[Spatial layout data]
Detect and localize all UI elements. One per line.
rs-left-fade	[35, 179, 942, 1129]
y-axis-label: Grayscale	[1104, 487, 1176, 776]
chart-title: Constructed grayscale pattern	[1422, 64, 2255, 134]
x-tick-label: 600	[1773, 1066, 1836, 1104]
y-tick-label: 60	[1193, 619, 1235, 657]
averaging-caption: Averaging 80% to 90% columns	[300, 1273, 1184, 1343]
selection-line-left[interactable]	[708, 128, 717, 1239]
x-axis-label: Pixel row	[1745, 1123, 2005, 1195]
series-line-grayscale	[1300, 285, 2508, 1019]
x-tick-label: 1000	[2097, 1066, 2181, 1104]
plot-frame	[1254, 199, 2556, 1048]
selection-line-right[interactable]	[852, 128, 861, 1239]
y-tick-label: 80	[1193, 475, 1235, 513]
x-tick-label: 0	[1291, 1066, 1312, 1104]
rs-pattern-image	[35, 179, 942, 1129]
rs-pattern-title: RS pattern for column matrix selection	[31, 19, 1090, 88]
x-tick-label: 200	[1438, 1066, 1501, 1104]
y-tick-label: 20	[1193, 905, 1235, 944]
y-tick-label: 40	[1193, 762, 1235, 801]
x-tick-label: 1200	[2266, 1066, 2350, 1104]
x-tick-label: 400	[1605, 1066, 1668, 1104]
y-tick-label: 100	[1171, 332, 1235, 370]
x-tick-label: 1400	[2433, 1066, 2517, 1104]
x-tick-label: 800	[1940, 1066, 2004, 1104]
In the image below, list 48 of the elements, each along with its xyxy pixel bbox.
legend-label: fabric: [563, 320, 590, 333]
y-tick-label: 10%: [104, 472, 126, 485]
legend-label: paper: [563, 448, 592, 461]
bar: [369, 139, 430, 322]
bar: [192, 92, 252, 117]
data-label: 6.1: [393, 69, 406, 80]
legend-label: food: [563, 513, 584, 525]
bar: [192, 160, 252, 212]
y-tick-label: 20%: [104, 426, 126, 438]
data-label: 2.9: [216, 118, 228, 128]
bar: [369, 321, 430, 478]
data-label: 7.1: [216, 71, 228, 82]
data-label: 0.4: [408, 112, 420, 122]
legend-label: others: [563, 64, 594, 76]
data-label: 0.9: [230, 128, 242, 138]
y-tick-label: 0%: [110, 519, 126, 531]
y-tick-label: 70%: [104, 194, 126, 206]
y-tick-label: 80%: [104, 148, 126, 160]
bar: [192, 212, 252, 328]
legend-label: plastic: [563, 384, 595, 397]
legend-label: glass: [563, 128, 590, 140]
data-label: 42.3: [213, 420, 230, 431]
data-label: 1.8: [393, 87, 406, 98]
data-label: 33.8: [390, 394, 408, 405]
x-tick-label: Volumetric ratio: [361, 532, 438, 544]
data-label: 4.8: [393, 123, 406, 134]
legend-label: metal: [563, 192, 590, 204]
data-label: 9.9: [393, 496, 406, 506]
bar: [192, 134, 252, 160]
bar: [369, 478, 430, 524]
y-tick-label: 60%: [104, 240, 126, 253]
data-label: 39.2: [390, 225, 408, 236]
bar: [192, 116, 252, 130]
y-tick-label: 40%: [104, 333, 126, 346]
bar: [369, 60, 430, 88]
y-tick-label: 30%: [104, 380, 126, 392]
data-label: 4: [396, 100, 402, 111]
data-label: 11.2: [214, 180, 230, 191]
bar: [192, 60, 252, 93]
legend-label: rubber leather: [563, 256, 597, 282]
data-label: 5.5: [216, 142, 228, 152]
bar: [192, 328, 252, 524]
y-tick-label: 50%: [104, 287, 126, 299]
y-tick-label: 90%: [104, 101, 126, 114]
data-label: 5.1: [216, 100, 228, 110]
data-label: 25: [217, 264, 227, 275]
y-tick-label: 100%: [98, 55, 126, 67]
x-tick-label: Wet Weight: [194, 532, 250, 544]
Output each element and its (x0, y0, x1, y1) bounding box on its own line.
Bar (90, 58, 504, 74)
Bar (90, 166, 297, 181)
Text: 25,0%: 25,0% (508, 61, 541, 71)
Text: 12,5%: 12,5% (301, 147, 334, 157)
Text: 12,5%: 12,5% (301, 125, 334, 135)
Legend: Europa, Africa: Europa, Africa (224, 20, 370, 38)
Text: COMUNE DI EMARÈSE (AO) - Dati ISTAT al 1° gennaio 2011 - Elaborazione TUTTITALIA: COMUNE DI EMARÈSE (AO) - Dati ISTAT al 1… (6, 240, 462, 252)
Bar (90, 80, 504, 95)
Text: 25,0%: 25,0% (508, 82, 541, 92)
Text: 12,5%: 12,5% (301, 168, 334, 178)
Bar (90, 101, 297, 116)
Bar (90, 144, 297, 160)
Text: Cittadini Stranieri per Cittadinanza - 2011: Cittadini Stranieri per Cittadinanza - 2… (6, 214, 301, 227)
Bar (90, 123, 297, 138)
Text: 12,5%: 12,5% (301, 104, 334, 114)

### What you are asked to do
Copy out every line above word for word, with no changes.

### Completed task
Detect and localize all UI elements. One per line.
rs-left-fade	[35, 179, 942, 1129]
y-axis-label: Grayscale	[1104, 487, 1176, 776]
chart-title: Constructed grayscale pattern	[1422, 64, 2255, 134]
x-tick-label: 600	[1773, 1066, 1836, 1104]
y-tick-label: 60	[1193, 619, 1235, 657]
averaging-caption: Averaging 80% to 90% columns	[300, 1273, 1184, 1343]
selection-line-left[interactable]	[708, 128, 717, 1239]
x-axis-label: Pixel row	[1745, 1123, 2005, 1195]
series-line-grayscale	[1300, 285, 2508, 1019]
x-tick-label: 1000	[2097, 1066, 2181, 1104]
plot-frame	[1254, 199, 2556, 1048]
selection-line-right[interactable]	[852, 128, 861, 1239]
y-tick-label: 80	[1193, 475, 1235, 513]
x-tick-label: 0	[1291, 1066, 1312, 1104]
rs-pattern-image	[35, 179, 942, 1129]
rs-pattern-title: RS pattern for column matrix selection	[31, 19, 1090, 88]
x-tick-label: 200	[1438, 1066, 1501, 1104]
y-tick-label: 20	[1193, 905, 1235, 944]
y-tick-label: 40	[1193, 762, 1235, 801]
x-tick-label: 1200	[2266, 1066, 2350, 1104]
x-tick-label: 400	[1605, 1066, 1668, 1104]
y-tick-label: 100	[1171, 332, 1235, 370]
x-tick-label: 1400	[2433, 1066, 2517, 1104]
x-tick-label: 800	[1940, 1066, 2004, 1104]
In the image below, list 48 of the elements, each along with its xyxy pixel bbox.
legend-label: fabric: [563, 320, 590, 333]
y-tick-label: 10%: [104, 472, 126, 485]
legend-label: paper: [563, 448, 592, 461]
bar: [369, 139, 430, 322]
bar: [192, 92, 252, 117]
data-label: 6.1: [393, 69, 406, 80]
legend-label: food: [563, 513, 584, 525]
bar: [192, 160, 252, 212]
y-tick-label: 20%: [104, 426, 126, 438]
data-label: 2.9: [216, 118, 228, 128]
bar: [369, 321, 430, 478]
data-label: 7.1: [216, 71, 228, 82]
data-label: 0.4: [408, 112, 420, 122]
legend-label: others: [563, 64, 594, 76]
data-label: 0.9: [230, 128, 242, 138]
y-tick-label: 0%: [110, 519, 126, 531]
y-tick-label: 70%: [104, 194, 126, 206]
y-tick-label: 80%: [104, 148, 126, 160]
bar: [192, 212, 252, 328]
legend-label: plastic: [563, 384, 595, 397]
legend-label: glass: [563, 128, 590, 140]
data-label: 42.3: [213, 420, 230, 431]
data-label: 1.8: [393, 87, 406, 98]
data-label: 33.8: [390, 394, 408, 405]
x-tick-label: Volumetric ratio: [361, 532, 438, 544]
data-label: 4.8: [393, 123, 406, 134]
legend-label: metal: [563, 192, 590, 204]
data-label: 9.9: [393, 496, 406, 506]
bar: [192, 134, 252, 160]
bar: [369, 478, 430, 524]
y-tick-label: 60%: [104, 240, 126, 253]
data-label: 39.2: [390, 225, 408, 236]
bar: [192, 116, 252, 130]
y-tick-label: 40%: [104, 333, 126, 346]
bar: [369, 60, 430, 88]
y-tick-label: 30%: [104, 380, 126, 392]
data-label: 4: [396, 100, 402, 111]
data-label: 11.2: [214, 180, 230, 191]
bar: [192, 60, 252, 93]
legend-label: rubber leather: [563, 256, 597, 282]
data-label: 5.5: [216, 142, 228, 152]
bar: [192, 328, 252, 524]
y-tick-label: 50%: [104, 287, 126, 299]
y-tick-label: 90%: [104, 101, 126, 114]
data-label: 5.1: [216, 100, 228, 110]
data-label: 25: [217, 264, 227, 275]
y-tick-label: 100%: [98, 55, 126, 67]
x-tick-label: Wet Weight: [194, 532, 250, 544]
Output each element and its (x0, y0, x1, y1) bounding box on its own line.
Bar (90, 58, 504, 74)
Bar (90, 166, 297, 181)
Text: 25,0%: 25,0% (508, 61, 541, 71)
Text: 12,5%: 12,5% (301, 147, 334, 157)
Text: 12,5%: 12,5% (301, 125, 334, 135)
Legend: Europa, Africa: Europa, Africa (224, 20, 370, 38)
Text: COMUNE DI EMARÈSE (AO) - Dati ISTAT al 1° gennaio 2011 - Elaborazione TUTTITALIA: COMUNE DI EMARÈSE (AO) - Dati ISTAT al 1… (6, 240, 462, 252)
Bar (90, 80, 504, 95)
Text: 25,0%: 25,0% (508, 82, 541, 92)
Text: 12,5%: 12,5% (301, 168, 334, 178)
Bar (90, 101, 297, 116)
Bar (90, 144, 297, 160)
Text: Cittadini Stranieri per Cittadinanza - 2011: Cittadini Stranieri per Cittadinanza - 2… (6, 214, 301, 227)
Bar (90, 123, 297, 138)
Text: 12,5%: 12,5% (301, 104, 334, 114)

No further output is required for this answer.